To be done: Output the full listing word for word.
-- -- --
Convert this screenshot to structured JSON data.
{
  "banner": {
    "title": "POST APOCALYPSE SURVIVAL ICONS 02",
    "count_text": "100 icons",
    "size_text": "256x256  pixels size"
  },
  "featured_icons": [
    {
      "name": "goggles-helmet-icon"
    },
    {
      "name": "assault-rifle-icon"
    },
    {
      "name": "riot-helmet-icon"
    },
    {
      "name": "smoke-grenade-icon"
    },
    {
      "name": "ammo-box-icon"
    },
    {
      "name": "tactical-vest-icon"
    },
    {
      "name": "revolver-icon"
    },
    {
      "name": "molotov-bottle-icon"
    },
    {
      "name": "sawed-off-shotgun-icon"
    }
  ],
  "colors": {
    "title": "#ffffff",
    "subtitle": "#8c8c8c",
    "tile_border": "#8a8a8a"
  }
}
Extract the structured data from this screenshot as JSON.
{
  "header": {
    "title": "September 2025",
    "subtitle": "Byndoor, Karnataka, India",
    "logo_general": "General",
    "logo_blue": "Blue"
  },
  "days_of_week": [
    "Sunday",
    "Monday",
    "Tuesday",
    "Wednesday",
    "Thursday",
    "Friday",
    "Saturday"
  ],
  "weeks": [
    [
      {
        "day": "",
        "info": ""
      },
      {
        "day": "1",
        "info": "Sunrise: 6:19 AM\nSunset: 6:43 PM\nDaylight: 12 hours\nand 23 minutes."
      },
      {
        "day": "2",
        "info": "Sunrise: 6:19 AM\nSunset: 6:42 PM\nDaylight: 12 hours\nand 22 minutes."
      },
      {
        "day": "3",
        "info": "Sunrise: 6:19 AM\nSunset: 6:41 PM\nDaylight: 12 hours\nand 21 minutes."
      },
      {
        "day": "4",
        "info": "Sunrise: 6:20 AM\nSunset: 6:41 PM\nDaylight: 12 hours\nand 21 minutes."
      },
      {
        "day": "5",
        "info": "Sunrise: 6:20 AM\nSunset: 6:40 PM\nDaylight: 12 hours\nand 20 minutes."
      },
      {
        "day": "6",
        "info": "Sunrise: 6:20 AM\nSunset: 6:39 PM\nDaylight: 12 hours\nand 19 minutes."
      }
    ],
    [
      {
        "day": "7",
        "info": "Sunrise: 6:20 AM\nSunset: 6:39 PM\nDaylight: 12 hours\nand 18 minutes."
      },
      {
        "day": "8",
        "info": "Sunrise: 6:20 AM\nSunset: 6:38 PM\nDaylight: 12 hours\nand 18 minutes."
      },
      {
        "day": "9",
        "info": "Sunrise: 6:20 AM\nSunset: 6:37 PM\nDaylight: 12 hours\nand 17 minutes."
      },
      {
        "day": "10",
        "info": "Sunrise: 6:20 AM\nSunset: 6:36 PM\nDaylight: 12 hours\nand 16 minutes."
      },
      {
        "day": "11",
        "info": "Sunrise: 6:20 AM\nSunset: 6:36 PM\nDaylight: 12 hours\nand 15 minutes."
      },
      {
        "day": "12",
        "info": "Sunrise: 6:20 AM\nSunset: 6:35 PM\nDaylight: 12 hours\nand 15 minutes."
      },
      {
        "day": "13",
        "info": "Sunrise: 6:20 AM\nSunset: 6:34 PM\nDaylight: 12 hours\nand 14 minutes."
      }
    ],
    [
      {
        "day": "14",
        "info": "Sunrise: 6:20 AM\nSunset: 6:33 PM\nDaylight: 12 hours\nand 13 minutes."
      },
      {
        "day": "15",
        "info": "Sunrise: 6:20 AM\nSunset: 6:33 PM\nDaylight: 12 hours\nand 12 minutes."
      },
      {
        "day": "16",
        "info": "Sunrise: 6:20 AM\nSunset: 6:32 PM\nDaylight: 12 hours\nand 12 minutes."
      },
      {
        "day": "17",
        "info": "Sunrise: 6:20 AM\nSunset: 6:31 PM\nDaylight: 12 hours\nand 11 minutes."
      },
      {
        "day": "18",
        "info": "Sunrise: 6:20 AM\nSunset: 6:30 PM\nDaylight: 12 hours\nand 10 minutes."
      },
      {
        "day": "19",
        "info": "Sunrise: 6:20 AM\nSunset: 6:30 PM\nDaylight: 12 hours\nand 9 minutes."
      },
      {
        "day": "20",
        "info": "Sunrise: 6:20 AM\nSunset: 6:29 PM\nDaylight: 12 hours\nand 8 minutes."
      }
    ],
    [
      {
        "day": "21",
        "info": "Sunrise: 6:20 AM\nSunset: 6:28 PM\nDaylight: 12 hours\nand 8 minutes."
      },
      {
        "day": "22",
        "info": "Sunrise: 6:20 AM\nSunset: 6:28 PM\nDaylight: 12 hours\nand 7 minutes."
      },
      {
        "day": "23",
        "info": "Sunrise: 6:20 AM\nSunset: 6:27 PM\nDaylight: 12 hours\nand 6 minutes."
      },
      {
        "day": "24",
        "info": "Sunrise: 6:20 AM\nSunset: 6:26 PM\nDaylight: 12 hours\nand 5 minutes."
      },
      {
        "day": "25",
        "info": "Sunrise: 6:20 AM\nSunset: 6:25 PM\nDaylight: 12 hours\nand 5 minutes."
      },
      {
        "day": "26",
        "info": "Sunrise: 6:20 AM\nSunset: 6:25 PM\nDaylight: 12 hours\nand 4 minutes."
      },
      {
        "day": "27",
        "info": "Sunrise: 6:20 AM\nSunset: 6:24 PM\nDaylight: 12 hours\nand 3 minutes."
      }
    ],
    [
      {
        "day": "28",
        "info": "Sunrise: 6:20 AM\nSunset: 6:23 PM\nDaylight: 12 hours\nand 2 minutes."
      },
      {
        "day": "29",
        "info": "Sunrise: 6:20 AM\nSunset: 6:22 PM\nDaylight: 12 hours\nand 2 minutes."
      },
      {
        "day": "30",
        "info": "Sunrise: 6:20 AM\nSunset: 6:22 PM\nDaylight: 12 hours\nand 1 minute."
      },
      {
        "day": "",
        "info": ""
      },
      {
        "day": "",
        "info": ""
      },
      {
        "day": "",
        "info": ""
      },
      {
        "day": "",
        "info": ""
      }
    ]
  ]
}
-- -- --
Exercise answer:
Convert this screenshot to structured JSON data.
{
  "banner": {
    "title": "POST APOCALYPSE SURVIVAL ICONS 02",
    "count_text": "100 icons",
    "size_text": "256x256  pixels size"
  },
  "featured_icons": [
    {
      "name": "goggles-helmet-icon"
    },
    {
      "name": "assault-rifle-icon"
    },
    {
      "name": "riot-helmet-icon"
    },
    {
      "name": "smoke-grenade-icon"
    },
    {
      "name": "ammo-box-icon"
    },
    {
      "name": "tactical-vest-icon"
    },
    {
      "name": "revolver-icon"
    },
    {
      "name": "molotov-bottle-icon"
    },
    {
      "name": "sawed-off-shotgun-icon"
    }
  ],
  "colors": {
    "title": "#ffffff",
    "subtitle": "#8c8c8c",
    "tile_border": "#8a8a8a"
  }
}
Extract the structured data from this screenshot as JSON.
{
  "header": {
    "title": "September 2025",
    "subtitle": "Byndoor, Karnataka, India",
    "logo_general": "General",
    "logo_blue": "Blue"
  },
  "days_of_week": [
    "Sunday",
    "Monday",
    "Tuesday",
    "Wednesday",
    "Thursday",
    "Friday",
    "Saturday"
  ],
  "weeks": [
    [
      {
        "day": "",
        "info": ""
      },
      {
        "day": "1",
        "info": "Sunrise: 6:19 AM\nSunset: 6:43 PM\nDaylight: 12 hours\nand 23 minutes."
      },
      {
        "day": "2",
        "info": "Sunrise: 6:19 AM\nSunset: 6:42 PM\nDaylight: 12 hours\nand 22 minutes."
      },
      {
        "day": "3",
        "info": "Sunrise: 6:19 AM\nSunset: 6:41 PM\nDaylight: 12 hours\nand 21 minutes."
      },
      {
        "day": "4",
        "info": "Sunrise: 6:20 AM\nSunset: 6:41 PM\nDaylight: 12 hours\nand 21 minutes."
      },
      {
        "day": "5",
        "info": "Sunrise: 6:20 AM\nSunset: 6:40 PM\nDaylight: 12 hours\nand 20 minutes."
      },
      {
        "day": "6",
        "info": "Sunrise: 6:20 AM\nSunset: 6:39 PM\nDaylight: 12 hours\nand 19 minutes."
      }
    ],
    [
      {
        "day": "7",
        "info": "Sunrise: 6:20 AM\nSunset: 6:39 PM\nDaylight: 12 hours\nand 18 minutes."
      },
      {
        "day": "8",
        "info": "Sunrise: 6:20 AM\nSunset: 6:38 PM\nDaylight: 12 hours\nand 18 minutes."
      },
      {
        "day": "9",
        "info": "Sunrise: 6:20 AM\nSunset: 6:37 PM\nDaylight: 12 hours\nand 17 minutes."
      },
      {
        "day": "10",
        "info": "Sunrise: 6:20 AM\nSunset: 6:36 PM\nDaylight: 12 hours\nand 16 minutes."
      },
      {
        "day": "11",
        "info": "Sunrise: 6:20 AM\nSunset: 6:36 PM\nDaylight: 12 hours\nand 15 minutes."
      },
      {
        "day": "12",
        "info": "Sunrise: 6:20 AM\nSunset: 6:35 PM\nDaylight: 12 hours\nand 15 minutes."
      },
      {
        "day": "13",
        "info": "Sunrise: 6:20 AM\nSunset: 6:34 PM\nDaylight: 12 hours\nand 14 minutes."
      }
    ],
    [
      {
        "day": "14",
        "info": "Sunrise: 6:20 AM\nSunset: 6:33 PM\nDaylight: 12 hours\nand 13 minutes."
      },
      {
        "day": "15",
        "info": "Sunrise: 6:20 AM\nSunset: 6:33 PM\nDaylight: 12 hours\nand 12 minutes."
      },
      {
        "day": "16",
        "info": "Sunrise: 6:20 AM\nSunset: 6:32 PM\nDaylight: 12 hours\nand 12 minutes."
      },
      {
        "day": "17",
        "info": "Sunrise: 6:20 AM\nSunset: 6:31 PM\nDaylight: 12 hours\nand 11 minutes."
      },
      {
        "day": "18",
        "info": "Sunrise: 6:20 AM\nSunset: 6:30 PM\nDaylight: 12 hours\nand 10 minutes."
      },
      {
        "day": "19",
        "info": "Sunrise: 6:20 AM\nSunset: 6:30 PM\nDaylight: 12 hours\nand 9 minutes."
      },
      {
        "day": "20",
        "info": "Sunrise: 6:20 AM\nSunset: 6:29 PM\nDaylight: 12 hours\nand 8 minutes."
      }
    ],
    [
      {
        "day": "21",
        "info": "Sunrise: 6:20 AM\nSunset: 6:28 PM\nDaylight: 12 hours\nand 8 minutes."
      },
      {
        "day": "22",
        "info": "Sunrise: 6:20 AM\nSunset: 6:28 PM\nDaylight: 12 hours\nand 7 minutes."
      },
      {
        "day": "23",
        "info": "Sunrise: 6:20 AM\nSunset: 6:27 PM\nDaylight: 12 hours\nand 6 minutes."
      },
      {
        "day": "24",
        "info": "Sunrise: 6:20 AM\nSunset: 6:26 PM\nDaylight: 12 hours\nand 5 minutes."
      },
      {
        "day": "25",
        "info": "Sunrise: 6:20 AM\nSunset: 6:25 PM\nDaylight: 12 hours\nand 5 minutes."
      },
      {
        "day": "26",
        "info": "Sunrise: 6:20 AM\nSunset: 6:25 PM\nDaylight: 12 hours\nand 4 minutes."
      },
      {
        "day": "27",
        "info": "Sunrise: 6:20 AM\nSunset: 6:24 PM\nDaylight: 12 hours\nand 3 minutes."
      }
    ],
    [
      {
        "day": "28",
        "info": "Sunrise: 6:20 AM\nSunset: 6:23 PM\nDaylight: 12 hours\nand 2 minutes."
      },
      {
        "day": "29",
        "info": "Sunrise: 6:20 AM\nSunset: 6:22 PM\nDaylight: 12 hours\nand 2 minutes."
      },
      {
        "day": "30",
        "info": "Sunrise: 6:20 AM\nSunset: 6:22 PM\nDaylight: 12 hours\nand 1 minute."
      },
      {
        "day": "",
        "info": ""
      },
      {
        "day": "",
        "info": ""
      },
      {
        "day": "",
        "info": ""
      },
      {
        "day": "",
        "info": ""
      }
    ]
  ]
}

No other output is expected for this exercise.